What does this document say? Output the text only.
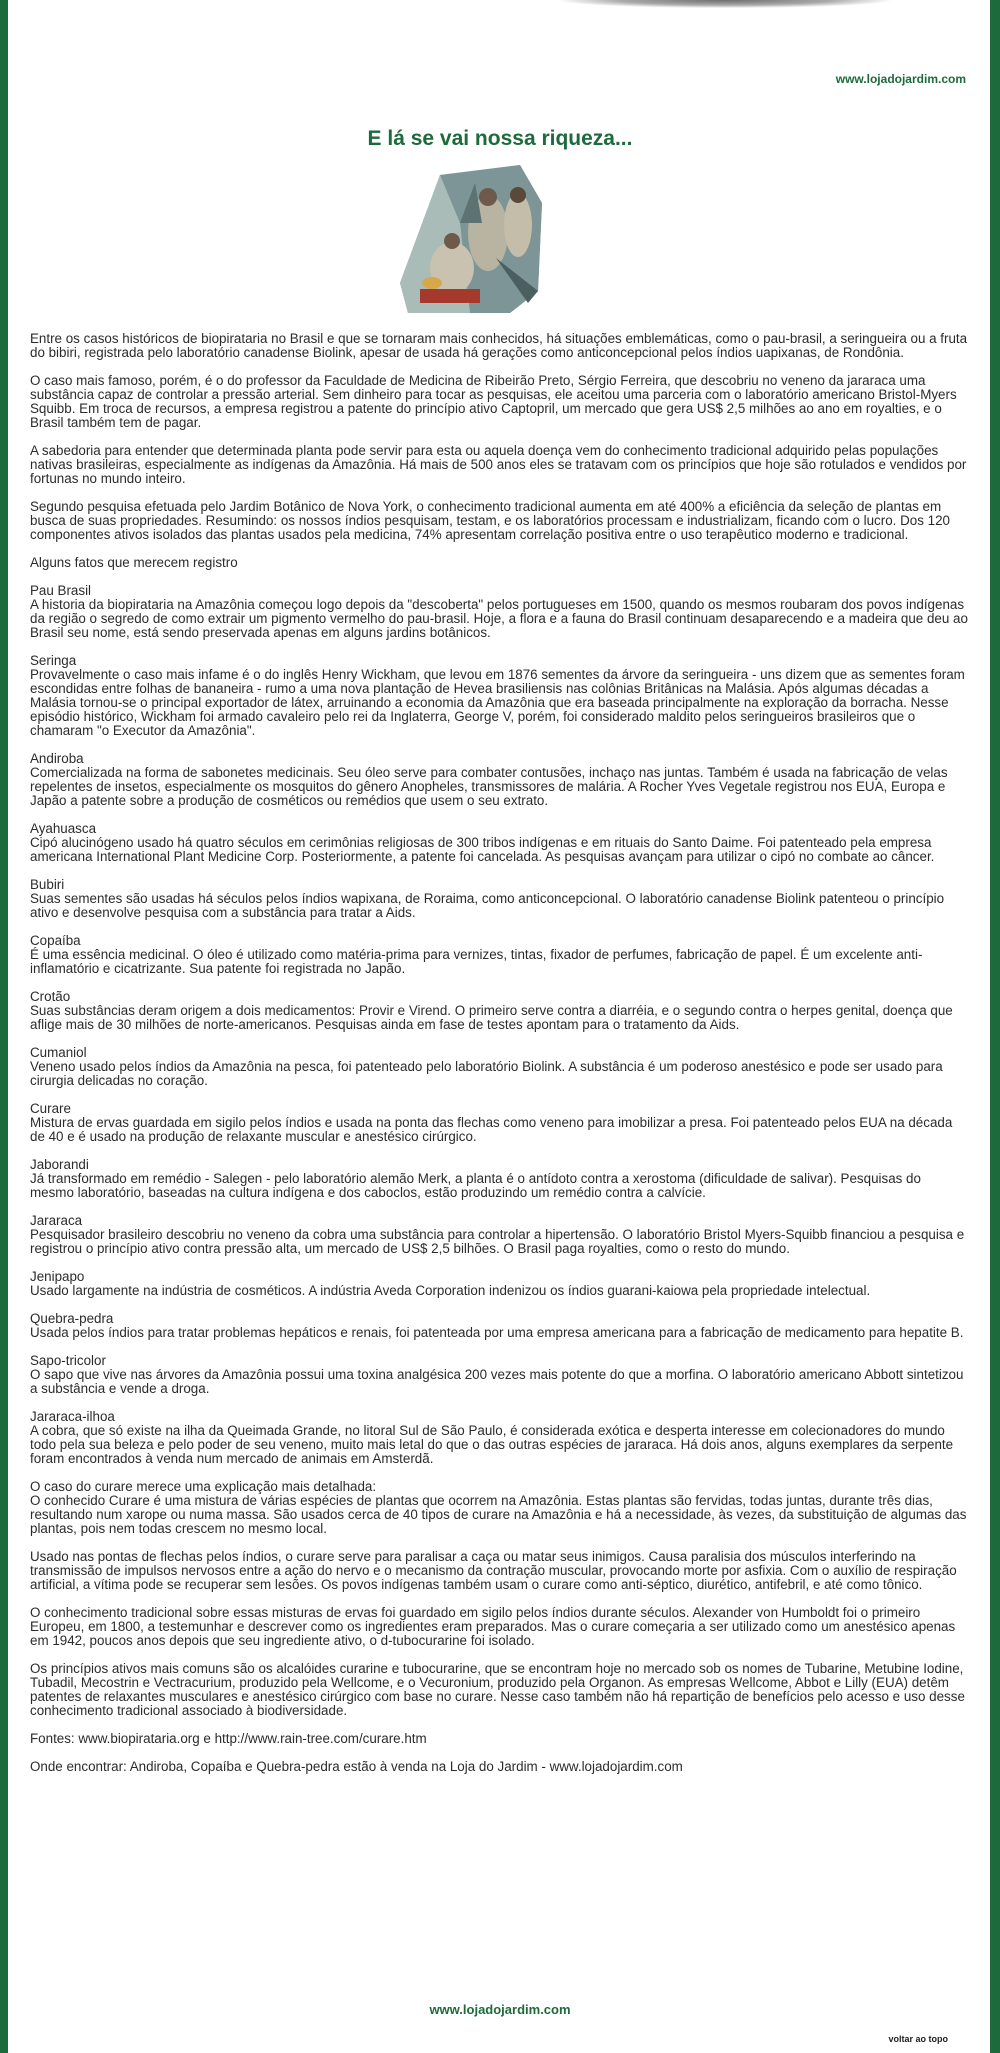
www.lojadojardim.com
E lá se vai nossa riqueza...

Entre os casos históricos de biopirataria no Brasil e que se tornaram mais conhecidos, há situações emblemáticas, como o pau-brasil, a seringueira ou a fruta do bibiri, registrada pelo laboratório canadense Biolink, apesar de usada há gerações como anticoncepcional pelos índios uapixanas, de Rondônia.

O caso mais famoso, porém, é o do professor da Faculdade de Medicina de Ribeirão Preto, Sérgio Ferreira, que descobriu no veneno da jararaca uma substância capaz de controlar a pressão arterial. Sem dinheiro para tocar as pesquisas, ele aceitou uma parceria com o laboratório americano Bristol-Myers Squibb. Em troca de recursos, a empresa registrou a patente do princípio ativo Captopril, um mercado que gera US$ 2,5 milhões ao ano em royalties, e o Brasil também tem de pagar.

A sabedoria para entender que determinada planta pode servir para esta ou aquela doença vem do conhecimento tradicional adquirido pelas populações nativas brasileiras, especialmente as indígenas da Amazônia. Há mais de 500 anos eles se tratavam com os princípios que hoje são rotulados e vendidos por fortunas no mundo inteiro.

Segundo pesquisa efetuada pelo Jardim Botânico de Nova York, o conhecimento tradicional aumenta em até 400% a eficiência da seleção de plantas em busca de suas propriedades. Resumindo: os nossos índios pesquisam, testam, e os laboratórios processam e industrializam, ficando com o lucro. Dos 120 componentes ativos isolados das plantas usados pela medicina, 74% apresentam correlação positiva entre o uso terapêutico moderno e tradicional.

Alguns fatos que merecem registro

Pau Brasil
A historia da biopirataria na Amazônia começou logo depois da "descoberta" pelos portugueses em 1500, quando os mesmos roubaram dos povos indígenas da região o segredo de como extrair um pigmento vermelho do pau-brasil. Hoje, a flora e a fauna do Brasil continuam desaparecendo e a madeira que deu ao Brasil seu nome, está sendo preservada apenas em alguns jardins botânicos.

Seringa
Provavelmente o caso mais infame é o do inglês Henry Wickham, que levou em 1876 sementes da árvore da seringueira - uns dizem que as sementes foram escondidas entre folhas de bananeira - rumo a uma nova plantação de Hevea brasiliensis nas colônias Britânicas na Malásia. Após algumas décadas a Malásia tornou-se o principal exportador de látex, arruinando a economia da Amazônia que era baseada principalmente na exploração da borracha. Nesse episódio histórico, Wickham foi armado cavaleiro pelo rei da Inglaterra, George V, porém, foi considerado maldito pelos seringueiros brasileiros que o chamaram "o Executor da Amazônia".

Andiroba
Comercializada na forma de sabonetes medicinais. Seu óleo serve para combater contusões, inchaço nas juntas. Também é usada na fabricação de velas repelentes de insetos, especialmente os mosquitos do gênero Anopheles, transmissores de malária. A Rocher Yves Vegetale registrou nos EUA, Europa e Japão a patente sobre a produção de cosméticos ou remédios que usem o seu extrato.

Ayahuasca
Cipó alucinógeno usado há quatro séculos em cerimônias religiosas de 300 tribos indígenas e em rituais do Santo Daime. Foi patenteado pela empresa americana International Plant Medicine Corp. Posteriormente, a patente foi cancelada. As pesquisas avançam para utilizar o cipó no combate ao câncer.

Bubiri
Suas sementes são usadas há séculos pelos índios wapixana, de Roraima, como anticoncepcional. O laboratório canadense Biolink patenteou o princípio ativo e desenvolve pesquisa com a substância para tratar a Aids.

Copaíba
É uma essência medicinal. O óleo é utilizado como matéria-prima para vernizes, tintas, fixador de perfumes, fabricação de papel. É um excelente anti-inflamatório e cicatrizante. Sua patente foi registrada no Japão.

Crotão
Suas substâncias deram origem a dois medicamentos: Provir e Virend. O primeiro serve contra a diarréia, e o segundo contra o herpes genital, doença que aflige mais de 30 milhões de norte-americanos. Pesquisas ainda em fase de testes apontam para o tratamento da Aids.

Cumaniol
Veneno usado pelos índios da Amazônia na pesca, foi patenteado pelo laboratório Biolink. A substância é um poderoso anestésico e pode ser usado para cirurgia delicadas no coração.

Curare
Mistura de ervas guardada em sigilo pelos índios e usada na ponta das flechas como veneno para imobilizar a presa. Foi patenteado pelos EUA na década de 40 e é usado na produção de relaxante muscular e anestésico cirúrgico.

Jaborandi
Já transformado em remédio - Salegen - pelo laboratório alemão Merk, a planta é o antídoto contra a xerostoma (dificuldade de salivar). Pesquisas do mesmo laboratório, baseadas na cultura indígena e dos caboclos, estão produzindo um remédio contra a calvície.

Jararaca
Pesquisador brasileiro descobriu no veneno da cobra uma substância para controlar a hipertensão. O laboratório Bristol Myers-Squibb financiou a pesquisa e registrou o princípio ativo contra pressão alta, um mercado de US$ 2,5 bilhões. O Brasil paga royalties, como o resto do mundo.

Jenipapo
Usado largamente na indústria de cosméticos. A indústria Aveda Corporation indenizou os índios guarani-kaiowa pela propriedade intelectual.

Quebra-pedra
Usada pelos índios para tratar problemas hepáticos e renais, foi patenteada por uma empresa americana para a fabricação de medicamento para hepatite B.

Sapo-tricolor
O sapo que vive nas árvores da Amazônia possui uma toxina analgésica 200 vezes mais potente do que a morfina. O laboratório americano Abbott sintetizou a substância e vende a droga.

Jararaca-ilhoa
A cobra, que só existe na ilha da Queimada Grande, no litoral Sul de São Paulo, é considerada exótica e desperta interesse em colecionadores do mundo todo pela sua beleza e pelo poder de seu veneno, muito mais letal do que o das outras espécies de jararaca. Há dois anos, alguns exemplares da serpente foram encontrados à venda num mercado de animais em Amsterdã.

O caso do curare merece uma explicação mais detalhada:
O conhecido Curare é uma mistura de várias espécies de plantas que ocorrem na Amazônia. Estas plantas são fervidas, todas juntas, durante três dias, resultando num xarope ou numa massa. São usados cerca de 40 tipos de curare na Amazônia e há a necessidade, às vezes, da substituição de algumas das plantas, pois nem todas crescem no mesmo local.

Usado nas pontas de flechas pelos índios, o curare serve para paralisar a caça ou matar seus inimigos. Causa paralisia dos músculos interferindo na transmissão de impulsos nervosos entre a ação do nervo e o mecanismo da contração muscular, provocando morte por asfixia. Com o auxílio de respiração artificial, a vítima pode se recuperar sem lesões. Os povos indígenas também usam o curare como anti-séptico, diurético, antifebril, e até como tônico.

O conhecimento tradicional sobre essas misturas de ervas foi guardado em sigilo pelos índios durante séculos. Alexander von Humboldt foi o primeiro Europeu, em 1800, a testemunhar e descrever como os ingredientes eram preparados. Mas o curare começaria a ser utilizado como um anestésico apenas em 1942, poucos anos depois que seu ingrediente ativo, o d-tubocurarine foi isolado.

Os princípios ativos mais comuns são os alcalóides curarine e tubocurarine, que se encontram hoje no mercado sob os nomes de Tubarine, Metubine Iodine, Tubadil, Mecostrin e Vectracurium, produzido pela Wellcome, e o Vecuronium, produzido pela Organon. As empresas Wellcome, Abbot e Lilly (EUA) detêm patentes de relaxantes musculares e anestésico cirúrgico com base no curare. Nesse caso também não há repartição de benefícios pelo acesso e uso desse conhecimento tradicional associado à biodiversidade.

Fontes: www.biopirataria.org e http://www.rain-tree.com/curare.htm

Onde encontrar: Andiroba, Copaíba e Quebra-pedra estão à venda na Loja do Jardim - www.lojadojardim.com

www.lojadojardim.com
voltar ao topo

★ ★ ★

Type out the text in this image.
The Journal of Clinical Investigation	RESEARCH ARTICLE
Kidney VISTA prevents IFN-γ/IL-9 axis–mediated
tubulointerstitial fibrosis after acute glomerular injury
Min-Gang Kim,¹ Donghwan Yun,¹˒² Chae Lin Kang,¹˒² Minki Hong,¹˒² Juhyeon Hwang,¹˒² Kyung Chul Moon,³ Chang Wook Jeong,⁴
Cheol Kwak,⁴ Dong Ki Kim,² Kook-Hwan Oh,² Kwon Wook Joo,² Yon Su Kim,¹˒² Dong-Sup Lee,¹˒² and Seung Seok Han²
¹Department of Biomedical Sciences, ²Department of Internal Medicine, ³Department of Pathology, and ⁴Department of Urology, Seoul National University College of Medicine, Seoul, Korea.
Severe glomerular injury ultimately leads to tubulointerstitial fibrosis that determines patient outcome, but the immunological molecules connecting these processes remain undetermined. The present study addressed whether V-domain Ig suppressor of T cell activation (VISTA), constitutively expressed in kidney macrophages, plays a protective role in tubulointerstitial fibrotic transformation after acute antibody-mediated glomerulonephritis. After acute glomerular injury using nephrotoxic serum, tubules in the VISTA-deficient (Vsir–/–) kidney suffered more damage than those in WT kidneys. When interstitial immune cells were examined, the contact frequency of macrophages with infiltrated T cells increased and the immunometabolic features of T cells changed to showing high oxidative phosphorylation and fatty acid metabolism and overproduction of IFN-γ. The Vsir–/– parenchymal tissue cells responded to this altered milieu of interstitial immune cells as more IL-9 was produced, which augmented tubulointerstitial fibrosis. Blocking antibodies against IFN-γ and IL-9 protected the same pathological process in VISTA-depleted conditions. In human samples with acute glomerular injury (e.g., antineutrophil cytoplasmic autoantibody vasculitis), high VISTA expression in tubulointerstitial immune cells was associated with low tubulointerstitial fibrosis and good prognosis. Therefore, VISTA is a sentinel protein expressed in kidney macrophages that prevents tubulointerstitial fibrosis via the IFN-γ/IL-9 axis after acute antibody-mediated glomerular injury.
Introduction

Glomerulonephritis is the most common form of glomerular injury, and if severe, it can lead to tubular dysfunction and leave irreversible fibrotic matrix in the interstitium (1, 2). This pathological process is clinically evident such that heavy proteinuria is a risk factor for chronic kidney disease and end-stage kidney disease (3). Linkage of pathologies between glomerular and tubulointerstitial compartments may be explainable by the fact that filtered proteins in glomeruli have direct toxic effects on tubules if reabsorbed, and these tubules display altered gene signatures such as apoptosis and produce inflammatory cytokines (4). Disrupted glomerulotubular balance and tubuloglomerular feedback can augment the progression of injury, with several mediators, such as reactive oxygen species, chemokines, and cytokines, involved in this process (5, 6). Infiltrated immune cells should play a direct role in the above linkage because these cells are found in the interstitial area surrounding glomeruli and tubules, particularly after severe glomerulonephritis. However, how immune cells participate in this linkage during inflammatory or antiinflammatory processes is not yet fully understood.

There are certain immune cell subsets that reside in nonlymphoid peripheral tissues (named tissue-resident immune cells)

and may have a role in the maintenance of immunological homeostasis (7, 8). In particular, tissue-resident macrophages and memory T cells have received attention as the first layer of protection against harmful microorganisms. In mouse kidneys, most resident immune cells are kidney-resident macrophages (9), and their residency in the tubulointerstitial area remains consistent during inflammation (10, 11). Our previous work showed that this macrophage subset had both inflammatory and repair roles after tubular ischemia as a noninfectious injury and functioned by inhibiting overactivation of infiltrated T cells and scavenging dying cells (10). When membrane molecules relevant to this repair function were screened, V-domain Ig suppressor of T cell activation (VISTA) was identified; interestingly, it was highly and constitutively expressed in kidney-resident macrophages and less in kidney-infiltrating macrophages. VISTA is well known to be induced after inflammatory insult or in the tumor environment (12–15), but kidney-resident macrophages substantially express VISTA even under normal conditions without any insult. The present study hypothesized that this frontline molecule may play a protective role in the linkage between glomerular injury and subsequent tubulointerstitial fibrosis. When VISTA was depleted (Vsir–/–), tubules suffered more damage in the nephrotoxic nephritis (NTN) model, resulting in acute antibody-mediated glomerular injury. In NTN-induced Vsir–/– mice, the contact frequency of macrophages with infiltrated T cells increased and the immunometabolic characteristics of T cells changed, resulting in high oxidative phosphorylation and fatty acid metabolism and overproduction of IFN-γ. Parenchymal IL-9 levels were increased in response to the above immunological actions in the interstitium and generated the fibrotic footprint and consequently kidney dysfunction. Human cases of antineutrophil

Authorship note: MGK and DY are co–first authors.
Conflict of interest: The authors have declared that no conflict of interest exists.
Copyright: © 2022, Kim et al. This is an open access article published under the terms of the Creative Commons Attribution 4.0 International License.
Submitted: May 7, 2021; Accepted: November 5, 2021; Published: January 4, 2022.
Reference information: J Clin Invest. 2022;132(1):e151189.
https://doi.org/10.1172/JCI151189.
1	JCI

★ ★ ★

What is the number of lines in these entries that hold "Andiroba"? Reply with the figure alone.

2